### GOAL
Leave out the images and repeat the listing below without a single change.

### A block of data
-----
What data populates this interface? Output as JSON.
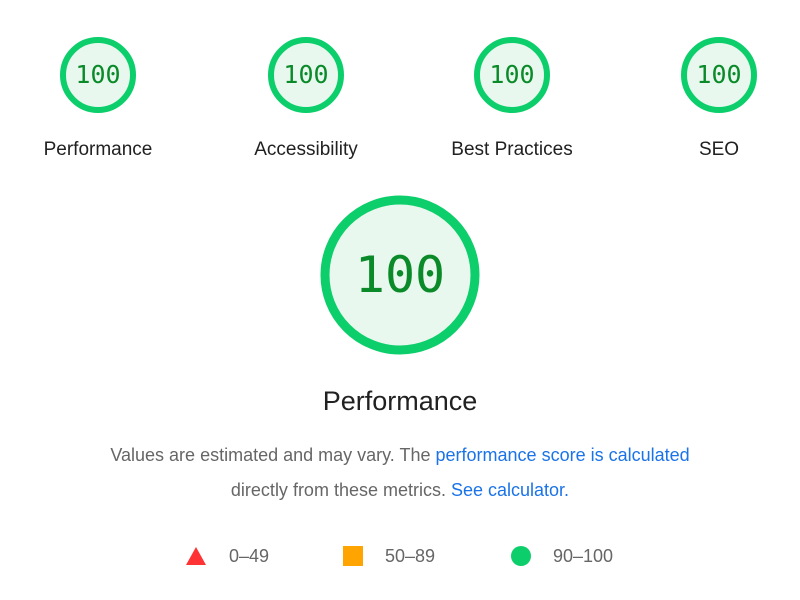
{
  "categories": [
    {
      "label": "Performance",
      "score": "100"
    },
    {
      "label": "Accessibility",
      "score": "100"
    },
    {
      "label": "Best Practices",
      "score": "100"
    },
    {
      "label": "SEO",
      "score": "100"
    }
  ],
  "main": {
    "score": "100",
    "title": "Performance",
    "description_part1": "Values are estimated and may vary. The ",
    "link_score": "performance score is calculated",
    "description_part2": "directly from these metrics. ",
    "link_calculator": "See calculator."
  },
  "legend": [
    {
      "icon": "triangle-icon",
      "range": "0–49",
      "color": "#ff3333"
    },
    {
      "icon": "square-icon",
      "range": "50–89",
      "color": "#ffa400"
    },
    {
      "icon": "circle-icon",
      "range": "90–100",
      "color": "#0cce6b"
    }
  ],
  "colors": {
    "pass": "#0cce6b",
    "pass_fill": "#e8f8ee",
    "pass_text": "#0a8a28",
    "link": "#1a73e8"
  }
}
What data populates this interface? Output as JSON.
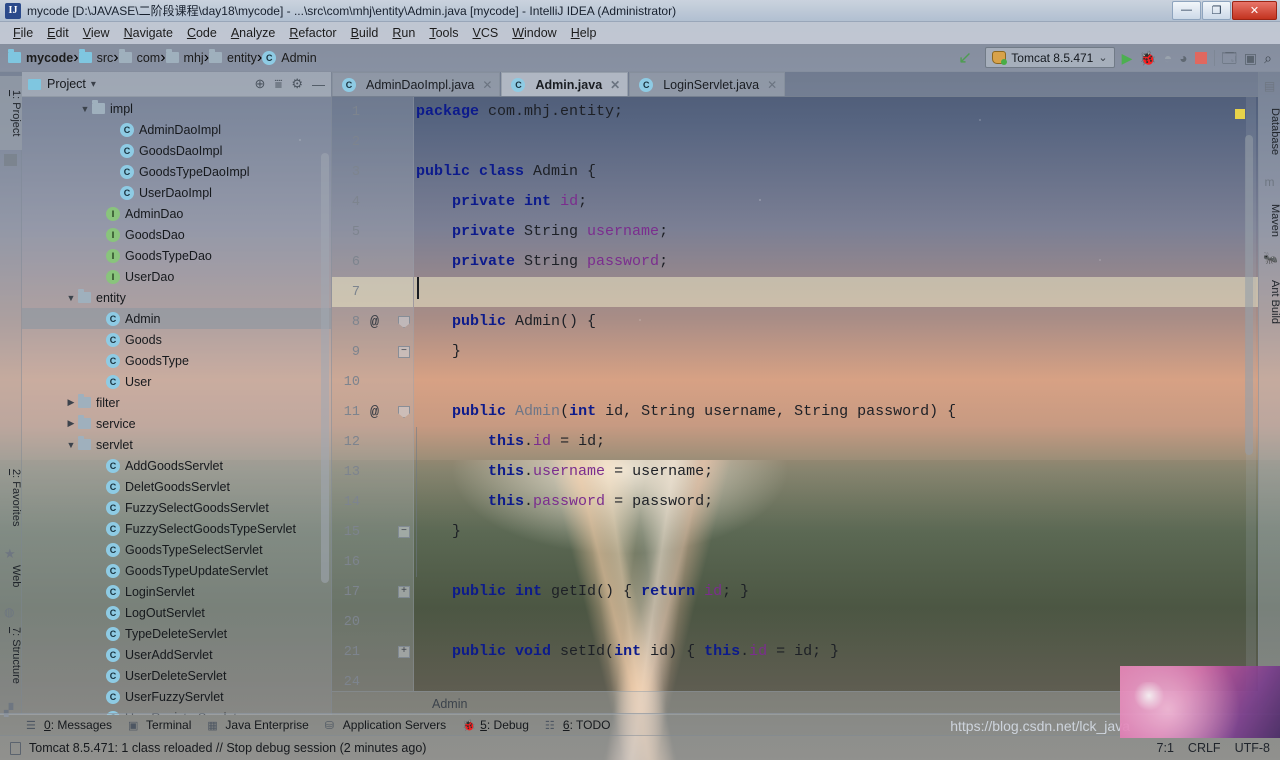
-----
### WRITTEN SOLUTION
What data populates this interface? Output as JSON.
{
  "categories": [
    {
      "label": "Performance",
      "score": "100"
    },
    {
      "label": "Accessibility",
      "score": "100"
    },
    {
      "label": "Best Practices",
      "score": "100"
    },
    {
      "label": "SEO",
      "score": "100"
    }
  ],
  "main": {
    "score": "100",
    "title": "Performance",
    "description_part1": "Values are estimated and may vary. The ",
    "link_score": "performance score is calculated",
    "description_part2": "directly from these metrics. ",
    "link_calculator": "See calculator."
  },
  "legend": [
    {
      "icon": "triangle-icon",
      "range": "0–49",
      "color": "#ff3333"
    },
    {
      "icon": "square-icon",
      "range": "50–89",
      "color": "#ffa400"
    },
    {
      "icon": "circle-icon",
      "range": "90–100",
      "color": "#0cce6b"
    }
  ],
  "colors": {
    "pass": "#0cce6b",
    "pass_fill": "#e8f8ee",
    "pass_text": "#0a8a28",
    "link": "#1a73e8"
  }
}
What data populates this interface? Output as JSON.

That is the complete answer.